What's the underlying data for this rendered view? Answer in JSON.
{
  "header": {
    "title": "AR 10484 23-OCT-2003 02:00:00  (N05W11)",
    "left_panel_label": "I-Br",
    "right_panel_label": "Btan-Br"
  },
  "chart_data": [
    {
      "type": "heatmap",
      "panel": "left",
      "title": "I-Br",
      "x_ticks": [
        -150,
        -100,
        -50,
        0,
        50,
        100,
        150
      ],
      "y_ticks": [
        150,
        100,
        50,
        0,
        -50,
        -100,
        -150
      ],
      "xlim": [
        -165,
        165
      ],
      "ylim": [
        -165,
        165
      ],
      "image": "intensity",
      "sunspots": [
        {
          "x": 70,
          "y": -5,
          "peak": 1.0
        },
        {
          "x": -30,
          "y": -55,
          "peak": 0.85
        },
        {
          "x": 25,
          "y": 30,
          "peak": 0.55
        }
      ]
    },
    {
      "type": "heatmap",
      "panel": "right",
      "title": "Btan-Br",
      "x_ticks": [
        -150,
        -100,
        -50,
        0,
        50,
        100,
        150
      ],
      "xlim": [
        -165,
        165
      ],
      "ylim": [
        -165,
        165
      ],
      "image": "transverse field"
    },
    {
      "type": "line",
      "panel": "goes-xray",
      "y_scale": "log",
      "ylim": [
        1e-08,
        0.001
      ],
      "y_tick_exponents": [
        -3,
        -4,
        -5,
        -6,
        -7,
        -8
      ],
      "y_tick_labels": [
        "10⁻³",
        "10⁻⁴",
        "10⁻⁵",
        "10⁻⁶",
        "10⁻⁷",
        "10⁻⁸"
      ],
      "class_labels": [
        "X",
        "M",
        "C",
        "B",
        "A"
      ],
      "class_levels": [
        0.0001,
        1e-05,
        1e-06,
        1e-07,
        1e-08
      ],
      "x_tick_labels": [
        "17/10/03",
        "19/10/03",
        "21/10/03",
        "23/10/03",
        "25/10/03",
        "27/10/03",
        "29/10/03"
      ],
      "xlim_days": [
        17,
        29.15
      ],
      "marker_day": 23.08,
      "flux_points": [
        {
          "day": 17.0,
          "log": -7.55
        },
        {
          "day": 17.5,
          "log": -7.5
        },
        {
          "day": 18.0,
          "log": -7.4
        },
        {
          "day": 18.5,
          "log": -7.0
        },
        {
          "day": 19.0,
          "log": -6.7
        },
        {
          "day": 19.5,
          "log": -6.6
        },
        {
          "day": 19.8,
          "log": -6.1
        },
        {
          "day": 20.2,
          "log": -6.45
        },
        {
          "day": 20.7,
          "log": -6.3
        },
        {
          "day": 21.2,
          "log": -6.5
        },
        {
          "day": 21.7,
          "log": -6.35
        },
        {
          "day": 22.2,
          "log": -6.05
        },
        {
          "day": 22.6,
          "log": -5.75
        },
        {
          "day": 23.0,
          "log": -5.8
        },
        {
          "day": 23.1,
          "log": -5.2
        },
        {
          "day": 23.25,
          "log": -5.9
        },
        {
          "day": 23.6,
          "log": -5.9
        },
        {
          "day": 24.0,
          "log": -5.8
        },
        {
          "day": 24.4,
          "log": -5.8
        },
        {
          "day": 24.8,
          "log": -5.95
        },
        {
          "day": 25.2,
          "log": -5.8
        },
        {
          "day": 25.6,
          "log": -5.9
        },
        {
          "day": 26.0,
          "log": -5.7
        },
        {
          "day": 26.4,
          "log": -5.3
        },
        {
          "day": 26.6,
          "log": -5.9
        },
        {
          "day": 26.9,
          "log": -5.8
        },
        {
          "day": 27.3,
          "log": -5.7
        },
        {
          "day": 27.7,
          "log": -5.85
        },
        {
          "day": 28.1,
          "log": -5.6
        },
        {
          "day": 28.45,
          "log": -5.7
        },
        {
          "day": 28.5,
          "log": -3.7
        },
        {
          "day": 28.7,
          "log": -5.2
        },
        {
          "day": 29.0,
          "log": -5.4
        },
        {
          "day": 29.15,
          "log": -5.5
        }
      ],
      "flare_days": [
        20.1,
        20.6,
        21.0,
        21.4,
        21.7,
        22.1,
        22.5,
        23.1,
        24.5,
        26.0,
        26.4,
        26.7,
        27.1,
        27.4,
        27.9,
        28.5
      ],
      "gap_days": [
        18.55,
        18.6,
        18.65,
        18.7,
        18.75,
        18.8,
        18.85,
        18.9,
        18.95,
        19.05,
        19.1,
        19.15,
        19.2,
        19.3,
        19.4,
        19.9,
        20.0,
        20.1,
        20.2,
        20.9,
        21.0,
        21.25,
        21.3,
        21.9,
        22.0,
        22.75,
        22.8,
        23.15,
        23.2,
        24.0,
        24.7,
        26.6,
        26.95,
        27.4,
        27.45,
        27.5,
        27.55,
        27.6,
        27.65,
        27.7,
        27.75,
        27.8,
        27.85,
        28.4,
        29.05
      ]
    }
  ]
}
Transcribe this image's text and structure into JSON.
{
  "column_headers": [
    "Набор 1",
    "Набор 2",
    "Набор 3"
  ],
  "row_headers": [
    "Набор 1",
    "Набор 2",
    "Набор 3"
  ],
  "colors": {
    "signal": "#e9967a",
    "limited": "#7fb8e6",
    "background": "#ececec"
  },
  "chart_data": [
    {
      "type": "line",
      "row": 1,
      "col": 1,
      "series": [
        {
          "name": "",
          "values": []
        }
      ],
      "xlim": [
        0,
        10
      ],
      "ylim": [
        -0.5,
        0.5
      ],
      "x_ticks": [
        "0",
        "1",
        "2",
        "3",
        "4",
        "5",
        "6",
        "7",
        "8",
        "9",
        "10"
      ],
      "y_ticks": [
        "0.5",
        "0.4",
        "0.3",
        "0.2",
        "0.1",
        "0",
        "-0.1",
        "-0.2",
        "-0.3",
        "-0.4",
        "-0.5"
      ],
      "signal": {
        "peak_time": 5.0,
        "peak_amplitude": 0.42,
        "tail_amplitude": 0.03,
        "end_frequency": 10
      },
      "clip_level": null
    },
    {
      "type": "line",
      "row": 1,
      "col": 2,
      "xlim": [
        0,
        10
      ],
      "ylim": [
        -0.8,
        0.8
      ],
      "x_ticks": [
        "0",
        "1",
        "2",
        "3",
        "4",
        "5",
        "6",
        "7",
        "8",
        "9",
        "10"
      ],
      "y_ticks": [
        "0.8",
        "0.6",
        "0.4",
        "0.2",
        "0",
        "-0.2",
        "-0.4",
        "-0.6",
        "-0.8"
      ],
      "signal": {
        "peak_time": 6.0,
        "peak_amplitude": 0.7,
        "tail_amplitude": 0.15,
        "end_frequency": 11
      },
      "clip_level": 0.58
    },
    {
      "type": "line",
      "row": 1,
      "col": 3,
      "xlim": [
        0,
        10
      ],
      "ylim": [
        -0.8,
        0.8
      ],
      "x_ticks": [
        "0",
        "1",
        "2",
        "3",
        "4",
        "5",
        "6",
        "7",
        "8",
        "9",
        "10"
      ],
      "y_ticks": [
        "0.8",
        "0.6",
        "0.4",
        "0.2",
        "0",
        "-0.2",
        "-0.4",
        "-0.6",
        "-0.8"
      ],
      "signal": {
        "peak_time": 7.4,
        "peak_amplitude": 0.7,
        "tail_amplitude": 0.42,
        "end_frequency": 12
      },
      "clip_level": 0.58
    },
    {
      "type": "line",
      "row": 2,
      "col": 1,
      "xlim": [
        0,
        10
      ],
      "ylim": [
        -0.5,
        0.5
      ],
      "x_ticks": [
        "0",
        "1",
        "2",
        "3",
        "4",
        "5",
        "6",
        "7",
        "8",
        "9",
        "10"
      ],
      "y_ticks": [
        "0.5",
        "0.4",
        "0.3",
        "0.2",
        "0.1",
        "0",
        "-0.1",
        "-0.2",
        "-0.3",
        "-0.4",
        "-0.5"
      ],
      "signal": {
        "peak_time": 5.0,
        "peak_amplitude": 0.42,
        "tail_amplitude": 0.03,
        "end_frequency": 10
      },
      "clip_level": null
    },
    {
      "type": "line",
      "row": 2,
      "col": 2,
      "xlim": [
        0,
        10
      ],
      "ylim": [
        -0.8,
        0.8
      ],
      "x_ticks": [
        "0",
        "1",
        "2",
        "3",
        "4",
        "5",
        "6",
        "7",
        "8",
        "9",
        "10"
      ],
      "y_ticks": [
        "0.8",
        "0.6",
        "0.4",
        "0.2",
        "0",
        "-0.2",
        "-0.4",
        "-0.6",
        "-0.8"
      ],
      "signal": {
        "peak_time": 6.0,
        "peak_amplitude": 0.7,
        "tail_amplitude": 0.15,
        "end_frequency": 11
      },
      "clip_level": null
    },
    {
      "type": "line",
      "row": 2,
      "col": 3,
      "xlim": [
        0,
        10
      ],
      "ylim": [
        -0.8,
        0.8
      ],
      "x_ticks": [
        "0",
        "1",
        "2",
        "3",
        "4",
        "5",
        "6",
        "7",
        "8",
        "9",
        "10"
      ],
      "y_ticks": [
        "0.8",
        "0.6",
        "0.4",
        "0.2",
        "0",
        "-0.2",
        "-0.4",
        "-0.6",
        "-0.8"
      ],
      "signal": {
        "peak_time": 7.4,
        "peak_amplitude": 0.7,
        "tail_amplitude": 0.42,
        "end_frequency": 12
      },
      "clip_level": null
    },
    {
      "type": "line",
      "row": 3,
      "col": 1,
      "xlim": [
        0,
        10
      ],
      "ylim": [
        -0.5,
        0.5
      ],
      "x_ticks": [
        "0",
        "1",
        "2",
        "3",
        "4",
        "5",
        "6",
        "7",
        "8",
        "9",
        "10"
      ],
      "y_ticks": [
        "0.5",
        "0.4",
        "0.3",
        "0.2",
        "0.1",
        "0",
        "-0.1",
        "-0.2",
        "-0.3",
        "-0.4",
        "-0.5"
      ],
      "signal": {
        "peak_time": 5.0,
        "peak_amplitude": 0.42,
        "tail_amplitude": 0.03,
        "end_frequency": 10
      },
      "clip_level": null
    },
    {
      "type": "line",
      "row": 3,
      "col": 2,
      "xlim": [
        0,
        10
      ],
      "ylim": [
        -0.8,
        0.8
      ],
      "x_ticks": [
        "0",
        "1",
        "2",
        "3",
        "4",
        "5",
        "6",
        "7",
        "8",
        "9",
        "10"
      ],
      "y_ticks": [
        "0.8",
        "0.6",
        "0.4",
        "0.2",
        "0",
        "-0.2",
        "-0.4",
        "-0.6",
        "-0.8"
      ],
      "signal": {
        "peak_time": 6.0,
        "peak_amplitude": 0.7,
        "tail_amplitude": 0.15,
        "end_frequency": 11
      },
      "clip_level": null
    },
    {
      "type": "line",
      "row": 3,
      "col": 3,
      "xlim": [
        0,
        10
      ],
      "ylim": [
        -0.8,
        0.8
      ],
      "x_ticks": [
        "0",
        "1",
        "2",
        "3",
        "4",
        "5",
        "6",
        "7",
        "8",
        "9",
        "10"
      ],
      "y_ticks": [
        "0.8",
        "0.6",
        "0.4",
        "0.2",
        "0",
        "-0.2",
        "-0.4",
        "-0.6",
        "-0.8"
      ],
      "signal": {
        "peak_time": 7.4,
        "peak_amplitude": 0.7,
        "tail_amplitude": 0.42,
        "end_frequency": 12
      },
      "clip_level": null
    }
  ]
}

——————————

# [Requirements]
Copy all lines from the entries that contain the word "image".

# [Written solution]
      "image": "intensity",
      "image": "transverse field"
Transcribe this image's text and structure into JSON.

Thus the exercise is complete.